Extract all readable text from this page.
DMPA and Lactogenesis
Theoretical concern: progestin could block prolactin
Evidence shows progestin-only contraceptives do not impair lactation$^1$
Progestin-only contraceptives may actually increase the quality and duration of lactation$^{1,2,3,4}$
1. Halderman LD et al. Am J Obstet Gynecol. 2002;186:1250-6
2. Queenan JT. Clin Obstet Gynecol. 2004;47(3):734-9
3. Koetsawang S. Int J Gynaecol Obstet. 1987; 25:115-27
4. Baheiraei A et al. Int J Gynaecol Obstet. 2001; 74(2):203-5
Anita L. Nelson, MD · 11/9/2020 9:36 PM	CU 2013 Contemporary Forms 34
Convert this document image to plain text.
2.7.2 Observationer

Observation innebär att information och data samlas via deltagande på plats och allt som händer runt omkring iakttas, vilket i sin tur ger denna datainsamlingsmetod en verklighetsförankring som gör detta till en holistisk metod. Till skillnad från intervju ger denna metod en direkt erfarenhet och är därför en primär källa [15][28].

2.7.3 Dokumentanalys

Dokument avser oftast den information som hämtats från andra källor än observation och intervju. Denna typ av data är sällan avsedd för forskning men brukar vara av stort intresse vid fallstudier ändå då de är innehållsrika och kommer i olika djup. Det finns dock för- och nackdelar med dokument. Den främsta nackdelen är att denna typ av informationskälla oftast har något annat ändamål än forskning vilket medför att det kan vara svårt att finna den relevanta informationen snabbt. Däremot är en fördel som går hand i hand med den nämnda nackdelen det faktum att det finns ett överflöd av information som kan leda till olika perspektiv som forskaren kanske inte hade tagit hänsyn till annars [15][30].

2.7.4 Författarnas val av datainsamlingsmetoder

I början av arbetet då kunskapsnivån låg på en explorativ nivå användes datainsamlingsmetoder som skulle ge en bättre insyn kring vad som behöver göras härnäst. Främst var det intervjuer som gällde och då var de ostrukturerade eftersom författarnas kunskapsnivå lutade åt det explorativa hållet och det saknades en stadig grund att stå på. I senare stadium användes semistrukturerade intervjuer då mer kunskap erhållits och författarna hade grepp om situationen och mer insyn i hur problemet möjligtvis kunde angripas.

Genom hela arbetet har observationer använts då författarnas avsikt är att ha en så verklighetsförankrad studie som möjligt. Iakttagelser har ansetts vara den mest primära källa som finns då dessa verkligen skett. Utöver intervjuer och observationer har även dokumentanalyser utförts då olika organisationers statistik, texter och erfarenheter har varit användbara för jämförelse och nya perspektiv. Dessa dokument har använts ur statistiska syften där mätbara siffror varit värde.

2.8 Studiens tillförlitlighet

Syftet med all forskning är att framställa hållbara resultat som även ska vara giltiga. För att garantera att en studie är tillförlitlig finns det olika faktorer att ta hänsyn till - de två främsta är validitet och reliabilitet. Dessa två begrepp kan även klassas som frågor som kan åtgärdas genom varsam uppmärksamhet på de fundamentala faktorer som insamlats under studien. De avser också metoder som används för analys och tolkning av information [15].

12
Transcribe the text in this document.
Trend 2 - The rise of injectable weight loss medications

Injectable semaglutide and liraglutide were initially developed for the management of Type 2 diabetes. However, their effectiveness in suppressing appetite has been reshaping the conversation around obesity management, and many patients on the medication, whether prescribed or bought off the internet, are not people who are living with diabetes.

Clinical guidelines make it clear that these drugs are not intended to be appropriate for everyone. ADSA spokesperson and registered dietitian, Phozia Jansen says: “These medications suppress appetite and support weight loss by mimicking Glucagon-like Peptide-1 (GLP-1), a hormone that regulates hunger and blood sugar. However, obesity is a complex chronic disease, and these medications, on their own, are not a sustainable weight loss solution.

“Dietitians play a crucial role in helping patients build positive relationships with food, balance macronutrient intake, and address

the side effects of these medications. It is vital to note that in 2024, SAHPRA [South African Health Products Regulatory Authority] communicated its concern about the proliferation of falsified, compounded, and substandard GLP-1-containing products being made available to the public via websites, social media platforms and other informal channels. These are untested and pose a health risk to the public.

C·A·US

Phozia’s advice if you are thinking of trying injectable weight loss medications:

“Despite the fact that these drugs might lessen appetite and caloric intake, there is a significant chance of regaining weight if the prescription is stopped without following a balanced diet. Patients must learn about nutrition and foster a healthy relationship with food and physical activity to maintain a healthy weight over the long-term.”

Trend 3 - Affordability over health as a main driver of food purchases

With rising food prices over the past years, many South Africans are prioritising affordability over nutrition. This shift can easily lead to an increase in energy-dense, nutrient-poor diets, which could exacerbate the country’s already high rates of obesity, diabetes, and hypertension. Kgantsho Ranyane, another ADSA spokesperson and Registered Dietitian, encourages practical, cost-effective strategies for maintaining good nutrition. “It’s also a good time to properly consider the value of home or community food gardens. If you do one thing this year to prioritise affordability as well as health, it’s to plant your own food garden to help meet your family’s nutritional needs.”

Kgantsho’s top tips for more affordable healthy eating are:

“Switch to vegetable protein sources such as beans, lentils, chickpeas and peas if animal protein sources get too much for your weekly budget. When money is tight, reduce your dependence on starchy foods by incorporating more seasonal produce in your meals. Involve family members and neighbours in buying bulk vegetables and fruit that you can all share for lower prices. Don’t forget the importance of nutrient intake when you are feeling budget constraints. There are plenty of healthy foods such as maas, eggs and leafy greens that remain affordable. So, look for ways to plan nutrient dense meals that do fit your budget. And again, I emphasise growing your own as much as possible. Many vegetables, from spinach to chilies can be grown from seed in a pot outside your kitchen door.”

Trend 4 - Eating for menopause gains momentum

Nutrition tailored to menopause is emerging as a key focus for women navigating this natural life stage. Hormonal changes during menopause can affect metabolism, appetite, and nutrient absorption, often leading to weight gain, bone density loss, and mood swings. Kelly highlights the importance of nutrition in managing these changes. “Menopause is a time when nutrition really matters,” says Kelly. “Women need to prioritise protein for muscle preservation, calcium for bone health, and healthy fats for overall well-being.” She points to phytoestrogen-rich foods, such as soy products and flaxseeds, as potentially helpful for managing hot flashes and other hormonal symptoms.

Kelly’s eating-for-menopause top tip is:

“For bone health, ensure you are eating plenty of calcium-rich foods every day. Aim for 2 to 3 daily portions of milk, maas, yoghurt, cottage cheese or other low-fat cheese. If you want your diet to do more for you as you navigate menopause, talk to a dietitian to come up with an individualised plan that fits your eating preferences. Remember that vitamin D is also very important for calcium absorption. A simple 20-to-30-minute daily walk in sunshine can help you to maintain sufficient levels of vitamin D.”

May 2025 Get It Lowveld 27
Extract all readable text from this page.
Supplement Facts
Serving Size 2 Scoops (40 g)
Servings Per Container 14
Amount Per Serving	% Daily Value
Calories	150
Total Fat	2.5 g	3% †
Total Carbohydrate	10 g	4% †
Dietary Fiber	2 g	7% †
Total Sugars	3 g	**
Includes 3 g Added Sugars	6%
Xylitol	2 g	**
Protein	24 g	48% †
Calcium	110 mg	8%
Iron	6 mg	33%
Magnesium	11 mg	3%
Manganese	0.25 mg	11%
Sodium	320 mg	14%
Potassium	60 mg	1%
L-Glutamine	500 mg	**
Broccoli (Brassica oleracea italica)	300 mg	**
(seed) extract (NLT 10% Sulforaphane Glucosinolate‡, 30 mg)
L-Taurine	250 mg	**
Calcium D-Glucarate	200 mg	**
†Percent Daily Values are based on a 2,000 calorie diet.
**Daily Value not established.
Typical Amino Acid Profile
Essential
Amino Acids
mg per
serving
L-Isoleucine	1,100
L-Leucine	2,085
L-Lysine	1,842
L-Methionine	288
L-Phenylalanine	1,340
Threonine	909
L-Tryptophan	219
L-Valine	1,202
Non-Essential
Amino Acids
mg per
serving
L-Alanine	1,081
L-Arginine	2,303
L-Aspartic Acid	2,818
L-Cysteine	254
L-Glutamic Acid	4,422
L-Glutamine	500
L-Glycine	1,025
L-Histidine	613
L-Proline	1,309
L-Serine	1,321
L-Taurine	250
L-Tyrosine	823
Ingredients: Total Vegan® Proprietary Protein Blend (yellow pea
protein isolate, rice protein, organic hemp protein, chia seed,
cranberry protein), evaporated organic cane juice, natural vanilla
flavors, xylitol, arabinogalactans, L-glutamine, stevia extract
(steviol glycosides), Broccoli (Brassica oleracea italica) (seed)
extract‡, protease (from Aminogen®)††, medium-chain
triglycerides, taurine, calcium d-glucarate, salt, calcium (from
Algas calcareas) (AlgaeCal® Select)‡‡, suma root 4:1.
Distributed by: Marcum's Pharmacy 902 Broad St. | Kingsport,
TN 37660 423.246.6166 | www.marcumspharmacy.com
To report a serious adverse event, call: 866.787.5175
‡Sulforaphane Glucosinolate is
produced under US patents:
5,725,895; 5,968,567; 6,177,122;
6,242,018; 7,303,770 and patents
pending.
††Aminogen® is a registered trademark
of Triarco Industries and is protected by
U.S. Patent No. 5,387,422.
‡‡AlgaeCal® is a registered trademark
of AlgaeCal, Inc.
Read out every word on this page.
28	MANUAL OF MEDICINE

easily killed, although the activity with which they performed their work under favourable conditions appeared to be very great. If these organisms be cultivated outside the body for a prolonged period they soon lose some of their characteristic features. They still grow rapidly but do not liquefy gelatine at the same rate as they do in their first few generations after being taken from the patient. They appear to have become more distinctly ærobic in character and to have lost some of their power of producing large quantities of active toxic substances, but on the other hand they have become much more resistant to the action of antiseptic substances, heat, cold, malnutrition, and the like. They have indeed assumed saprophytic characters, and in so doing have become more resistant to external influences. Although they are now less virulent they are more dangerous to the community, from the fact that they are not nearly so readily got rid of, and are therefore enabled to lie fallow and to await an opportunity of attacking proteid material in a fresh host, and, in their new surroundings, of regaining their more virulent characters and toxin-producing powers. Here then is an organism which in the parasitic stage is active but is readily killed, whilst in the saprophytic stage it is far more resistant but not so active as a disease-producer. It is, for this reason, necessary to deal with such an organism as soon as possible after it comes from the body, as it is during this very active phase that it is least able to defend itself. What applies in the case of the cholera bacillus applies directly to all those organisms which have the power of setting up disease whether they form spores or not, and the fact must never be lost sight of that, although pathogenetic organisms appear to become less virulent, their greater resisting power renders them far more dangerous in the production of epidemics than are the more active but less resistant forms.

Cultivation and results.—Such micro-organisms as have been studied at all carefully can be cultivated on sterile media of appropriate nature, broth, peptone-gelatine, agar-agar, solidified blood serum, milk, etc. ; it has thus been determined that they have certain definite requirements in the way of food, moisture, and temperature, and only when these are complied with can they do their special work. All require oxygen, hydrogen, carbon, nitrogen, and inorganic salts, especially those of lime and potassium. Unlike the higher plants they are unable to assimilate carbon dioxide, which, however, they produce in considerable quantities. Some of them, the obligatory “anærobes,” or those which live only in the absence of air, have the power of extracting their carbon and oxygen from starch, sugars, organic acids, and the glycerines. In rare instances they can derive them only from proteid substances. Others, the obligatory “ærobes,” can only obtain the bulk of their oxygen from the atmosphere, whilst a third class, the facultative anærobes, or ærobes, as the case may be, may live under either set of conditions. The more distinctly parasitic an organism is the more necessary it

_____

- [ABOUT THIS EXERCISE]: Search the material above for the word "obesity", then copy each line that holds it.

- [TASK OUTPUT]:
Injectable semaglutide and liraglutide were initially developed for the management of Type 2 diabetes. However, their effectiveness in suppressing appetite has been reshaping the conversation around obesity management, and many patients on the medication, whether prescribed or bought off the internet, are not people who are living with diabetes.
Clinical guidelines make it clear that these drugs are not intended to be appropriate for everyone. ADSA spokesperson and registered dietitian, Phozia Jansen says: “These medications suppress appetite and support weight loss by mimicking Glucagon-like Peptide-1 (GLP-1), a hormone that regulates hunger and blood sugar. However, obesity is a complex chronic disease, and these medications, on their own, are not a sustainable weight loss solution.
With rising food prices over the past years, many South Africans are prioritising affordability over nutrition. This shift can easily lead to an increase in energy-dense, nutrient-poor diets, which could exacerbate the country’s already high rates of obesity, diabetes, and hypertension. Kgantsho Ranyane, another ADSA spokesperson and Registered Dietitian, encourages practical, cost-effective strategies for maintaining good nutrition. “It’s also a good time to properly consider the value of home or community food gardens. If you do one thing this year to prioritise affordability as well as health, it’s to plant your own food garden to help meet your family’s nutritional needs.”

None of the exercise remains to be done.